[Short task] Every line below should be repeated exactly.

start Entries provided

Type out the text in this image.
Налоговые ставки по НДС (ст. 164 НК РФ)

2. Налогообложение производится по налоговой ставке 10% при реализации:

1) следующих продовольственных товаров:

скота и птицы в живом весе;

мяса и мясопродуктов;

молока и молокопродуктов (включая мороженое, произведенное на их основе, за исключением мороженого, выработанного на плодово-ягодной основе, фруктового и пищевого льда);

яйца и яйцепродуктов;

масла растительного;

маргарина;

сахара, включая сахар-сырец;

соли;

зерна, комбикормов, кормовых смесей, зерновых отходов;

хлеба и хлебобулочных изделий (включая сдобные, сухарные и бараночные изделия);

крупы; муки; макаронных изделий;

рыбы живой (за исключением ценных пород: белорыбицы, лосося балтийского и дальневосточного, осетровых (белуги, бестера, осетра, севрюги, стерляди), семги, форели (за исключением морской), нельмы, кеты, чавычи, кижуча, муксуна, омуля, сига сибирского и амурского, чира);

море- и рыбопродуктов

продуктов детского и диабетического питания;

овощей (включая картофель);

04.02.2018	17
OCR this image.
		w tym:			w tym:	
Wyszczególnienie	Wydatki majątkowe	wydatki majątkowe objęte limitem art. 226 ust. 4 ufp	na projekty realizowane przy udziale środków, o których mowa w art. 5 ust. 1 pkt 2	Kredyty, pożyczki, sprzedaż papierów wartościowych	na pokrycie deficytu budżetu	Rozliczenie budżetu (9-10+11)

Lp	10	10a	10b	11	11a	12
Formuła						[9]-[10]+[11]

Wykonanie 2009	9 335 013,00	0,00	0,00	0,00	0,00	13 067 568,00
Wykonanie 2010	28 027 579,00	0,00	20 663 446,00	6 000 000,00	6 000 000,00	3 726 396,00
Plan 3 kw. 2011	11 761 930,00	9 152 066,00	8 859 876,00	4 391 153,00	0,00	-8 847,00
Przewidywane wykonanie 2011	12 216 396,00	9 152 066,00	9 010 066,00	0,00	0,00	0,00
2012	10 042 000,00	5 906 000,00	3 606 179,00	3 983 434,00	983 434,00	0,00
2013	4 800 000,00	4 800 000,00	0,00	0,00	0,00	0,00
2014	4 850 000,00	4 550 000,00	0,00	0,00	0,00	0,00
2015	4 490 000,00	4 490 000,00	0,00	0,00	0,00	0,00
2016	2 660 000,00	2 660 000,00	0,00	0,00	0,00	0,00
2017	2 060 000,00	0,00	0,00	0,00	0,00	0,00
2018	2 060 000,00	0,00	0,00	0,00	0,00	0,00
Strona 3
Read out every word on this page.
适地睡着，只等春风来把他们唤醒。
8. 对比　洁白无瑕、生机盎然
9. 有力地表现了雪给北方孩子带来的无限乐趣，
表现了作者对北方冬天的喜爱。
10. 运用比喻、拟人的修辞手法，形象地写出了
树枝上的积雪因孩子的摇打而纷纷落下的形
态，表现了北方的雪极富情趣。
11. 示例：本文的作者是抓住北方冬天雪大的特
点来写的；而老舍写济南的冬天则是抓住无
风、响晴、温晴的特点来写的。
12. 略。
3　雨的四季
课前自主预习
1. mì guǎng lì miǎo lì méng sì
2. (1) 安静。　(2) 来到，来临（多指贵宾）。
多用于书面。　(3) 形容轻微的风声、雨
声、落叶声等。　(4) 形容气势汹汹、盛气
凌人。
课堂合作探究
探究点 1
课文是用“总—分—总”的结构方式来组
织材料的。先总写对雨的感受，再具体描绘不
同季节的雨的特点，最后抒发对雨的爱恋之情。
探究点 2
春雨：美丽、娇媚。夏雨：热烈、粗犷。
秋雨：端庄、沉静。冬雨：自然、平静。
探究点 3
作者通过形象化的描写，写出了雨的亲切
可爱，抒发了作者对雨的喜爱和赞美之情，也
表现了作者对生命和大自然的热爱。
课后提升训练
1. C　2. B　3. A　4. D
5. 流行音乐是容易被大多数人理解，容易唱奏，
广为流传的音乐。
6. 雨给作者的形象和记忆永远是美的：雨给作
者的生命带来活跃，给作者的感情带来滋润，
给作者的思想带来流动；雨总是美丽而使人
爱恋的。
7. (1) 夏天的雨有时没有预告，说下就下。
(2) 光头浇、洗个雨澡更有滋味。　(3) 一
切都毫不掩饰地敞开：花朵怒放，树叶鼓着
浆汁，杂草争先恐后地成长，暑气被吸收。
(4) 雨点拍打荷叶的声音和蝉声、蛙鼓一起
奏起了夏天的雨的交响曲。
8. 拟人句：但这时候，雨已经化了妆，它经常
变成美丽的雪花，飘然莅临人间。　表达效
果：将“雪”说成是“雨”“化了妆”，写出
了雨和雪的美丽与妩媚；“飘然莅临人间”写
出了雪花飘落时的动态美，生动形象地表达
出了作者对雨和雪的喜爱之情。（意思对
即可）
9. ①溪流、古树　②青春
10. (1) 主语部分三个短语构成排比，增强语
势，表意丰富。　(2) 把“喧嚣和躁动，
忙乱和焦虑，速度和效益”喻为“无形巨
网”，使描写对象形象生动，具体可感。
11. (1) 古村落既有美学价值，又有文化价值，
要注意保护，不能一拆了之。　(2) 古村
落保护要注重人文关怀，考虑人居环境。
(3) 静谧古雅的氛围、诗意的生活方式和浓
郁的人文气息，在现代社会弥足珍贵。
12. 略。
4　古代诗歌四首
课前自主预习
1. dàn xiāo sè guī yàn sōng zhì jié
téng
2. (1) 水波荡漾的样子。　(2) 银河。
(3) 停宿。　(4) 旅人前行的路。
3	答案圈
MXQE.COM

end Entries provided

[Task output]
Type out the text in this image.
Налоговые ставки по НДС (ст. 164 НК РФ)

2. Налогообложение производится по налоговой ставке 10% при реализации:

1) следующих продовольственных товаров:

скота и птицы в живом весе;

мяса и мясопродуктов;

молока и молокопродуктов (включая мороженое, произведенное на их основе, за исключением мороженого, выработанного на плодово-ягодной основе, фруктового и пищевого льда);

яйца и яйцепродуктов;

масла растительного;

маргарина;

сахара, включая сахар-сырец;

соли;

зерна, комбикормов, кормовых смесей, зерновых отходов;

хлеба и хлебобулочных изделий (включая сдобные, сухарные и бараночные изделия);

крупы; муки; макаронных изделий;

рыбы живой (за исключением ценных пород: белорыбицы, лосося балтийского и дальневосточного, осетровых (белуги, бестера, осетра, севрюги, стерляди), семги, форели (за исключением морской), нельмы, кеты, чавычи, кижуча, муксуна, омуля, сига сибирского и амурского, чира);

море- и рыбопродуктов

продуктов детского и диабетического питания;

овощей (включая картофель);

04.02.2018	17
OCR this image.
		w tym:			w tym:	
Wyszczególnienie	Wydatki majątkowe	wydatki majątkowe objęte limitem art. 226 ust. 4 ufp	na projekty realizowane przy udziale środków, o których mowa w art. 5 ust. 1 pkt 2	Kredyty, pożyczki, sprzedaż papierów wartościowych	na pokrycie deficytu budżetu	Rozliczenie budżetu (9-10+11)

Lp	10	10a	10b	11	11a	12
Formuła						[9]-[10]+[11]

Wykonanie 2009	9 335 013,00	0,00	0,00	0,00	0,00	13 067 568,00
Wykonanie 2010	28 027 579,00	0,00	20 663 446,00	6 000 000,00	6 000 000,00	3 726 396,00
Plan 3 kw. 2011	11 761 930,00	9 152 066,00	8 859 876,00	4 391 153,00	0,00	-8 847,00
Przewidywane wykonanie 2011	12 216 396,00	9 152 066,00	9 010 066,00	0,00	0,00	0,00
2012	10 042 000,00	5 906 000,00	3 606 179,00	3 983 434,00	983 434,00	0,00
2013	4 800 000,00	4 800 000,00	0,00	0,00	0,00	0,00
2014	4 850 000,00	4 550 000,00	0,00	0,00	0,00	0,00
2015	4 490 000,00	4 490 000,00	0,00	0,00	0,00	0,00
2016	2 660 000,00	2 660 000,00	0,00	0,00	0,00	0,00
2017	2 060 000,00	0,00	0,00	0,00	0,00	0,00
2018	2 060 000,00	0,00	0,00	0,00	0,00	0,00
Strona 3
Read out every word on this page.
适地睡着，只等春风来把他们唤醒。
8. 对比　洁白无瑕、生机盎然
9. 有力地表现了雪给北方孩子带来的无限乐趣，
表现了作者对北方冬天的喜爱。
10. 运用比喻、拟人的修辞手法，形象地写出了
树枝上的积雪因孩子的摇打而纷纷落下的形
态，表现了北方的雪极富情趣。
11. 示例：本文的作者是抓住北方冬天雪大的特
点来写的；而老舍写济南的冬天则是抓住无
风、响晴、温晴的特点来写的。
12. 略。
3　雨的四季
课前自主预习
1. mì guǎng lì miǎo lì méng sì
2. (1) 安静。　(2) 来到，来临（多指贵宾）。
多用于书面。　(3) 形容轻微的风声、雨
声、落叶声等。　(4) 形容气势汹汹、盛气
凌人。
课堂合作探究
探究点 1
课文是用“总—分—总”的结构方式来组
织材料的。先总写对雨的感受，再具体描绘不
同季节的雨的特点，最后抒发对雨的爱恋之情。
探究点 2
春雨：美丽、娇媚。夏雨：热烈、粗犷。
秋雨：端庄、沉静。冬雨：自然、平静。
探究点 3
作者通过形象化的描写，写出了雨的亲切
可爱，抒发了作者对雨的喜爱和赞美之情，也
表现了作者对生命和大自然的热爱。
课后提升训练
1. C　2. B　3. A　4. D
5. 流行音乐是容易被大多数人理解，容易唱奏，
广为流传的音乐。
6. 雨给作者的形象和记忆永远是美的：雨给作
者的生命带来活跃，给作者的感情带来滋润，
给作者的思想带来流动；雨总是美丽而使人
爱恋的。
7. (1) 夏天的雨有时没有预告，说下就下。
(2) 光头浇、洗个雨澡更有滋味。　(3) 一
切都毫不掩饰地敞开：花朵怒放，树叶鼓着
浆汁，杂草争先恐后地成长，暑气被吸收。
(4) 雨点拍打荷叶的声音和蝉声、蛙鼓一起
奏起了夏天的雨的交响曲。
8. 拟人句：但这时候，雨已经化了妆，它经常
变成美丽的雪花，飘然莅临人间。　表达效
果：将“雪”说成是“雨”“化了妆”，写出
了雨和雪的美丽与妩媚；“飘然莅临人间”写
出了雪花飘落时的动态美，生动形象地表达
出了作者对雨和雪的喜爱之情。（意思对
即可）
9. ①溪流、古树　②青春
10. (1) 主语部分三个短语构成排比，增强语
势，表意丰富。　(2) 把“喧嚣和躁动，
忙乱和焦虑，速度和效益”喻为“无形巨
网”，使描写对象形象生动，具体可感。
11. (1) 古村落既有美学价值，又有文化价值，
要注意保护，不能一拆了之。　(2) 古村
落保护要注重人文关怀，考虑人居环境。
(3) 静谧古雅的氛围、诗意的生活方式和浓
郁的人文气息，在现代社会弥足珍贵。
12. 略。
4　古代诗歌四首
课前自主预习
1. dàn xiāo sè guī yàn sōng zhì jié
téng
2. (1) 水波荡漾的样子。　(2) 银河。
(3) 停宿。　(4) 旅人前行的路。
3	答案圈
MXQE.COM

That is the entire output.